TO DO:
Skip every image and restate the data word for word.

GIVEN INFORMATION:
————
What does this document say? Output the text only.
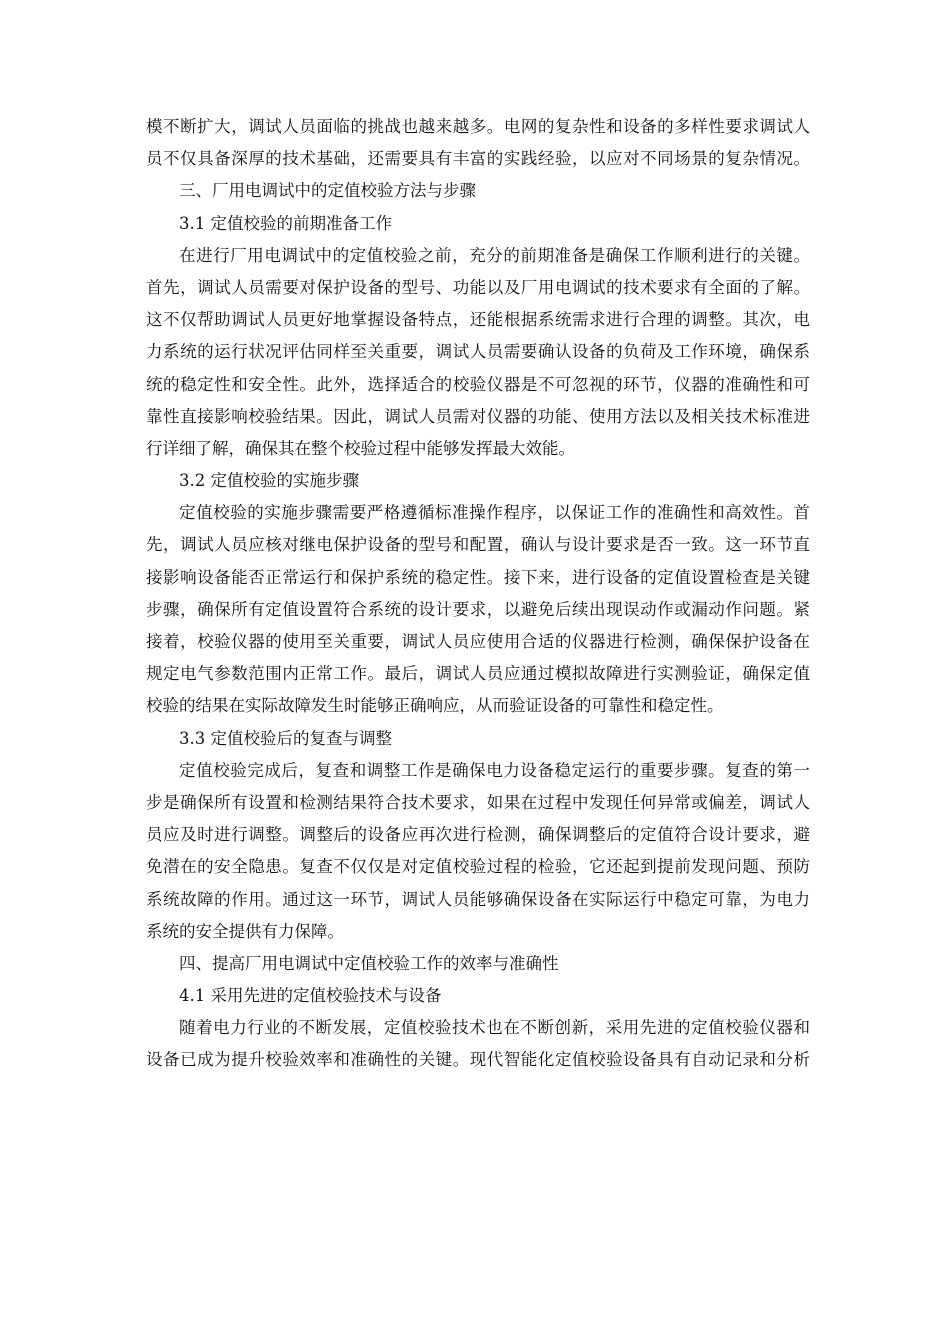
模不断扩大，调试人员面临的挑战也越来越多。电网的复杂性和设备的多样性要求调试人
员不仅具备深厚的技术基础，还需要具有丰富的实践经验，以应对不同场景的复杂情况。
三、厂用电调试中的定值校验方法与步骤
3.1 定值校验的前期准备工作
在进行厂用电调试中的定值校验之前，充分的前期准备是确保工作顺利进行的关键。
首先，调试人员需要对保护设备的型号、功能以及厂用电调试的技术要求有全面的了解。
这不仅帮助调试人员更好地掌握设备特点，还能根据系统需求进行合理的调整。其次，电
力系统的运行状况评估同样至关重要，调试人员需要确认设备的负荷及工作环境，确保系
统的稳定性和安全性。此外，选择适合的校验仪器是不可忽视的环节，仪器的准确性和可
靠性直接影响校验结果。因此，调试人员需对仪器的功能、使用方法以及相关技术标准进
行详细了解，确保其在整个校验过程中能够发挥最大效能。
3.2 定值校验的实施步骤
定值校验的实施步骤需要严格遵循标准操作程序，以保证工作的准确性和高效性。首
先，调试人员应核对继电保护设备的型号和配置，确认与设计要求是否一致。这一环节直
接影响设备能否正常运行和保护系统的稳定性。接下来，进行设备的定值设置检查是关键
步骤，确保所有定值设置符合系统的设计要求，以避免后续出现误动作或漏动作问题。紧
接着，校验仪器的使用至关重要，调试人员应使用合适的仪器进行检测，确保保护设备在
规定电气参数范围内正常工作。最后，调试人员应通过模拟故障进行实测验证，确保定值
校验的结果在实际故障发生时能够正确响应，从而验证设备的可靠性和稳定性。
3.3 定值校验后的复查与调整
定值校验完成后，复查和调整工作是确保电力设备稳定运行的重要步骤。复查的第一
步是确保所有设置和检测结果符合技术要求，如果在过程中发现任何异常或偏差，调试人
员应及时进行调整。调整后的设备应再次进行检测，确保调整后的定值符合设计要求，避
免潜在的安全隐患。复查不仅仅是对定值校验过程的检验，它还起到提前发现问题、预防
系统故障的作用。通过这一环节，调试人员能够确保设备在实际运行中稳定可靠，为电力
系统的安全提供有力保障。
四、提高厂用电调试中定值校验工作的效率与准确性
4.1 采用先进的定值校验技术与设备
随着电力行业的不断发展，定值校验技术也在不断创新，采用先进的定值校验仪器和
设备已成为提升校验效率和准确性的关键。现代智能化定值校验设备具有自动记录和分析
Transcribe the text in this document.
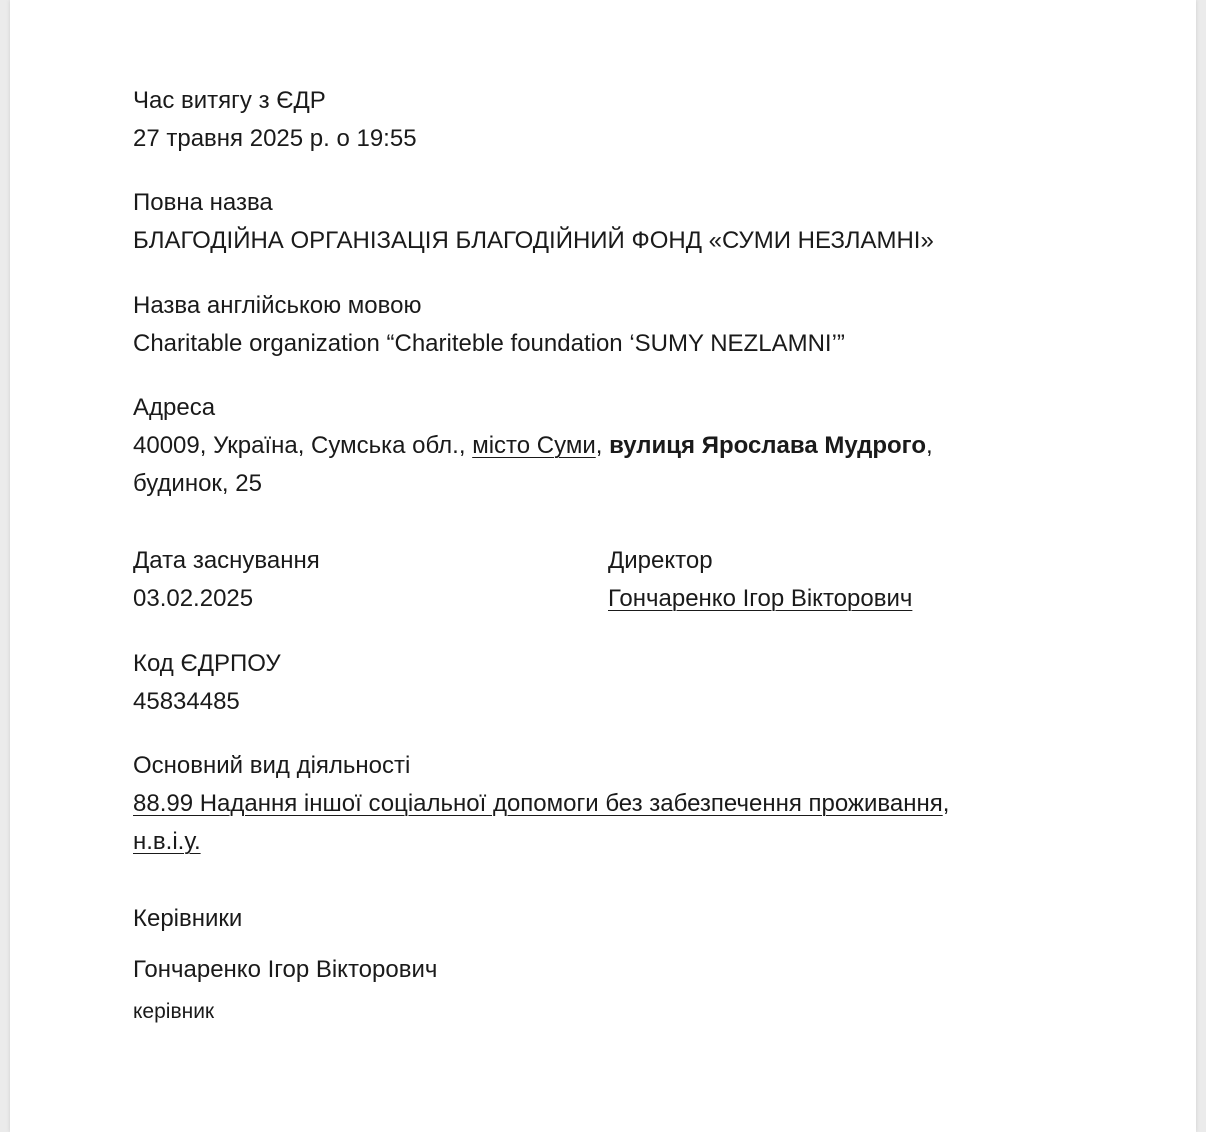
Час витягу з ЄДР
27 травня 2025 р. о 19:55
Повна назва
БЛАГОДІЙНА ОРГАНІЗАЦІЯ БЛАГОДІЙНИЙ ФОНД «СУМИ НЕЗЛАМНІ»
Назва англійською мовою
Charitable organization “Chariteble foundation ‘SUMY NEZLAMNI’”
Адреса
40009, Україна, Сумська обл., місто Суми, вулиця Ярослава Мудрого,
будинок, 25
Дата заснування
03.02.2025
Директор
Гончаренко Ігор Вікторович
Код ЄДРПОУ
45834485
Основний вид діяльності
88.99 Надання іншої соціальної допомоги без забезпечення проживання,
н.в.і.у.
Керівники
Гончаренко Ігор Вікторович
керівник
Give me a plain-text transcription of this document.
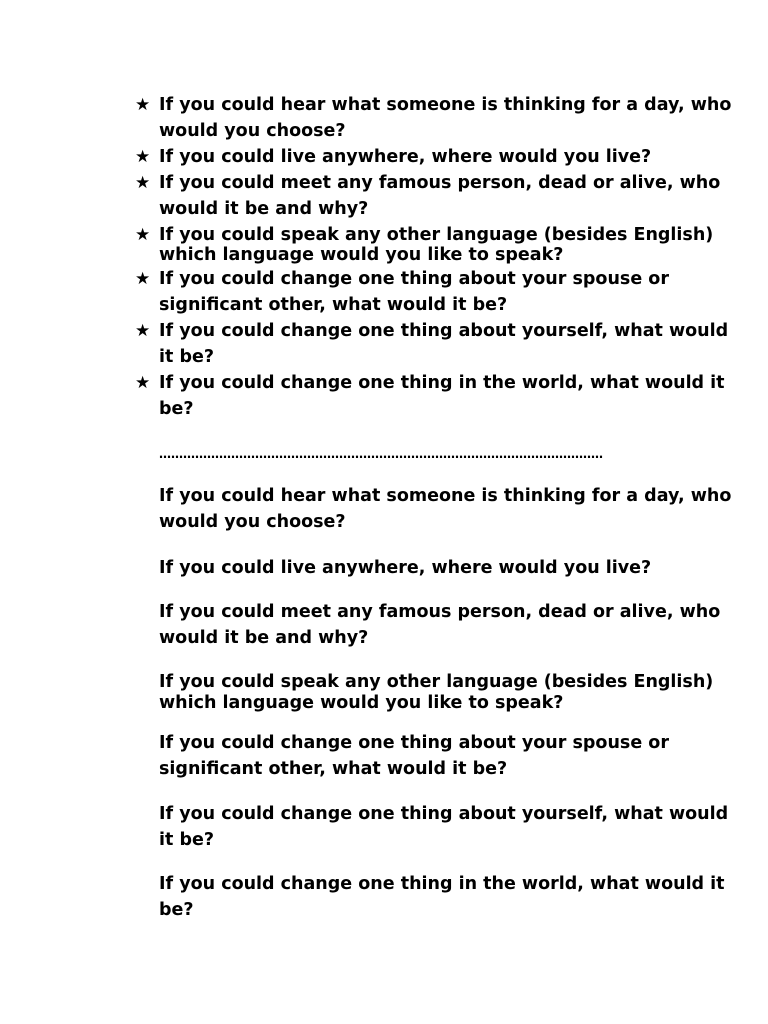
★ If you could hear what someone is thinking for a day, who would you choose?
★ If you could live anywhere, where would you live?
★ If you could meet any famous person, dead or alive, who would it be and why?
★ If you could speak any other language (besides English) which language would you like to speak?
★ If you could change one thing about your spouse or significant other, what would it be?
★ If you could change one thing about yourself, what would it be?
★ If you could change one thing in the world, what would it be?
…………………………………………………………………………………………………

If you could hear what someone is thinking for a day, who would you choose?

If you could live anywhere, where would you live?

If you could meet any famous person, dead or alive, who would it be and why?

If you could speak any other language (besides English) which language would you like to speak?

If you could change one thing about your spouse or significant other, what would it be?

If you could change one thing about yourself, what would it be?

If you could change one thing in the world, what would it be?
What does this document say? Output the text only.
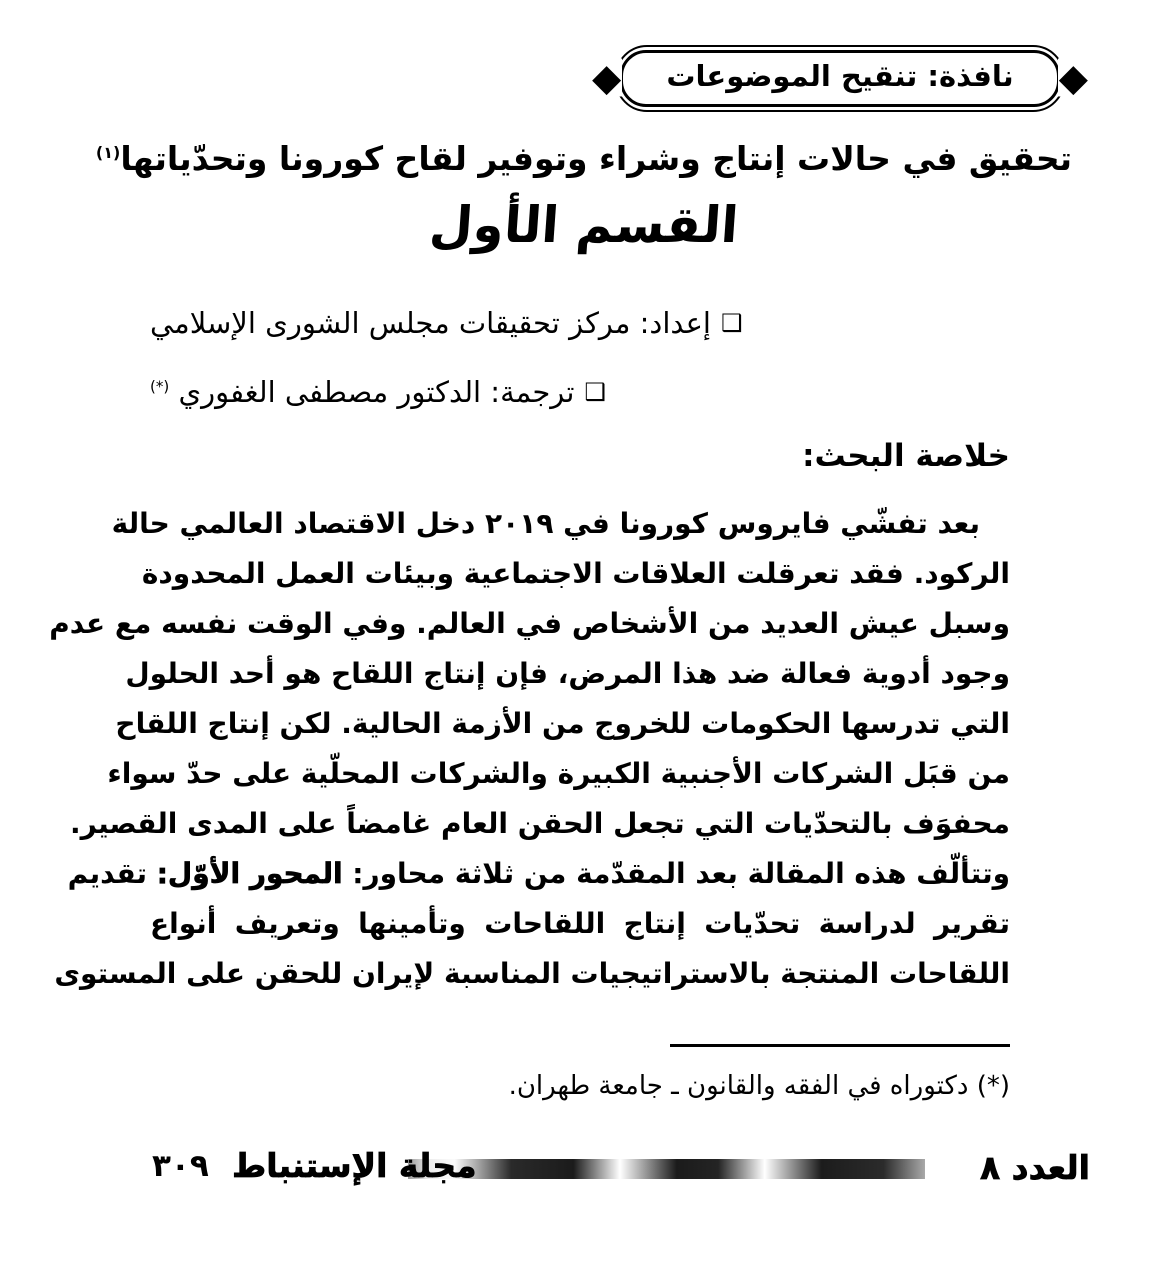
نافذة: تنقيح الموضوعات ◆
◆
تحقيق في حالات إنتاج وشراء وتوفير لقاح كورونا وتحدّياتها$^{(١)}$
القسم الأول
❑إعداد: مركز تحقيقات مجلس الشورى الإسلامي
❑ترجمة: الدكتور مصطفى الغفوري (*)
خلاصة البحث:
بعد تفشّي فايروس كورونا في ٢٠١٩ دخل الاقتصاد العالمي حالة
الركود. فقد تعرقلت العلاقات الاجتماعية وبيئات العمل المحدودة
وسبل عيش العديد من الأشخاص في العالم. وفي الوقت نفسه مع عدم
وجود أدوية فعالة ضد هذا المرض، فإن إنتاج اللقاح هو أحد الحلول
التي تدرسها الحكومات للخروج من الأزمة الحالية. لكن إنتاج اللقاح
من قبَل الشركات الأجنبية الكبيرة والشركات المحلّية على حدّ سواء
محفوَف بالتحدّيات التي تجعل الحقن العام غامضاً على المدى القصير.
وتتألّف هذه المقالة بعد المقدّمة من ثلاثة محاور: المحور الأوّل: تقديم
تقرير لدراسة تحدّيات إنتاج اللقاحات وتأمينها وتعريف أنواع
اللقاحات المنتجة بالاستراتيجيات المناسبة لإيران للحقن على المستوى
(*) دكتوراه في الفقه والقانون ـ جامعة طهران.
العدد ٨
مجلة الإستنباط
٣٠٩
————
WRITTEN REPLY:
What does this document say? Output the text only.
模不断扩大，调试人员面临的挑战也越来越多。电网的复杂性和设备的多样性要求调试人
员不仅具备深厚的技术基础，还需要具有丰富的实践经验，以应对不同场景的复杂情况。
三、厂用电调试中的定值校验方法与步骤
3.1 定值校验的前期准备工作
在进行厂用电调试中的定值校验之前，充分的前期准备是确保工作顺利进行的关键。
首先，调试人员需要对保护设备的型号、功能以及厂用电调试的技术要求有全面的了解。
这不仅帮助调试人员更好地掌握设备特点，还能根据系统需求进行合理的调整。其次，电
力系统的运行状况评估同样至关重要，调试人员需要确认设备的负荷及工作环境，确保系
统的稳定性和安全性。此外，选择适合的校验仪器是不可忽视的环节，仪器的准确性和可
靠性直接影响校验结果。因此，调试人员需对仪器的功能、使用方法以及相关技术标准进
行详细了解，确保其在整个校验过程中能够发挥最大效能。
3.2 定值校验的实施步骤
定值校验的实施步骤需要严格遵循标准操作程序，以保证工作的准确性和高效性。首
先，调试人员应核对继电保护设备的型号和配置，确认与设计要求是否一致。这一环节直
接影响设备能否正常运行和保护系统的稳定性。接下来，进行设备的定值设置检查是关键
步骤，确保所有定值设置符合系统的设计要求，以避免后续出现误动作或漏动作问题。紧
接着，校验仪器的使用至关重要，调试人员应使用合适的仪器进行检测，确保保护设备在
规定电气参数范围内正常工作。最后，调试人员应通过模拟故障进行实测验证，确保定值
校验的结果在实际故障发生时能够正确响应，从而验证设备的可靠性和稳定性。
3.3 定值校验后的复查与调整
定值校验完成后，复查和调整工作是确保电力设备稳定运行的重要步骤。复查的第一
步是确保所有设置和检测结果符合技术要求，如果在过程中发现任何异常或偏差，调试人
员应及时进行调整。调整后的设备应再次进行检测，确保调整后的定值符合设计要求，避
免潜在的安全隐患。复查不仅仅是对定值校验过程的检验，它还起到提前发现问题、预防
系统故障的作用。通过这一环节，调试人员能够确保设备在实际运行中稳定可靠，为电力
系统的安全提供有力保障。
四、提高厂用电调试中定值校验工作的效率与准确性
4.1 采用先进的定值校验技术与设备
随着电力行业的不断发展，定值校验技术也在不断创新，采用先进的定值校验仪器和
设备已成为提升校验效率和准确性的关键。现代智能化定值校验设备具有自动记录和分析
Transcribe the text in this document.
Час витягу з ЄДР
27 травня 2025 р. о 19:55
Повна назва
БЛАГОДІЙНА ОРГАНІЗАЦІЯ БЛАГОДІЙНИЙ ФОНД «СУМИ НЕЗЛАМНІ»
Назва англійською мовою
Charitable organization “Chariteble foundation ‘SUMY NEZLAMNI’”
Адреса
40009, Україна, Сумська обл., місто Суми, вулиця Ярослава Мудрого,
будинок, 25
Дата заснування
03.02.2025
Директор
Гончаренко Ігор Вікторович
Код ЄДРПОУ
45834485
Основний вид діяльності
88.99 Надання іншої соціальної допомоги без забезпечення проживання,
н.в.і.у.
Керівники
Гончаренко Ігор Вікторович
керівник
Give me a plain-text transcription of this document.
★ If you could hear what someone is thinking for a day, who would you choose?
★ If you could live anywhere, where would you live?
★ If you could meet any famous person, dead or alive, who would it be and why?
★ If you could speak any other language (besides English) which language would you like to speak?
★ If you could change one thing about your spouse or significant other, what would it be?
★ If you could change one thing about yourself, what would it be?
★ If you could change one thing in the world, what would it be?
…………………………………………………………………………………………………

If you could hear what someone is thinking for a day, who would you choose?

If you could live anywhere, where would you live?

If you could meet any famous person, dead or alive, who would it be and why?

If you could speak any other language (besides English) which language would you like to speak?

If you could change one thing about your spouse or significant other, what would it be?

If you could change one thing about yourself, what would it be?

If you could change one thing in the world, what would it be?
What does this document say? Output the text only.
نافذة: تنقيح الموضوعات ◆
◆
تحقيق في حالات إنتاج وشراء وتوفير لقاح كورونا وتحدّياتها$^{(١)}$
القسم الأول
❑إعداد: مركز تحقيقات مجلس الشورى الإسلامي
❑ترجمة: الدكتور مصطفى الغفوري (*)
خلاصة البحث:
بعد تفشّي فايروس كورونا في ٢٠١٩ دخل الاقتصاد العالمي حالة
الركود. فقد تعرقلت العلاقات الاجتماعية وبيئات العمل المحدودة
وسبل عيش العديد من الأشخاص في العالم. وفي الوقت نفسه مع عدم
وجود أدوية فعالة ضد هذا المرض، فإن إنتاج اللقاح هو أحد الحلول
التي تدرسها الحكومات للخروج من الأزمة الحالية. لكن إنتاج اللقاح
من قبَل الشركات الأجنبية الكبيرة والشركات المحلّية على حدّ سواء
محفوَف بالتحدّيات التي تجعل الحقن العام غامضاً على المدى القصير.
وتتألّف هذه المقالة بعد المقدّمة من ثلاثة محاور: المحور الأوّل: تقديم
تقرير لدراسة تحدّيات إنتاج اللقاحات وتأمينها وتعريف أنواع
اللقاحات المنتجة بالاستراتيجيات المناسبة لإيران للحقن على المستوى
(*) دكتوراه في الفقه والقانون ـ جامعة طهران.
العدد ٨
مجلة الإستنباط
٣٠٩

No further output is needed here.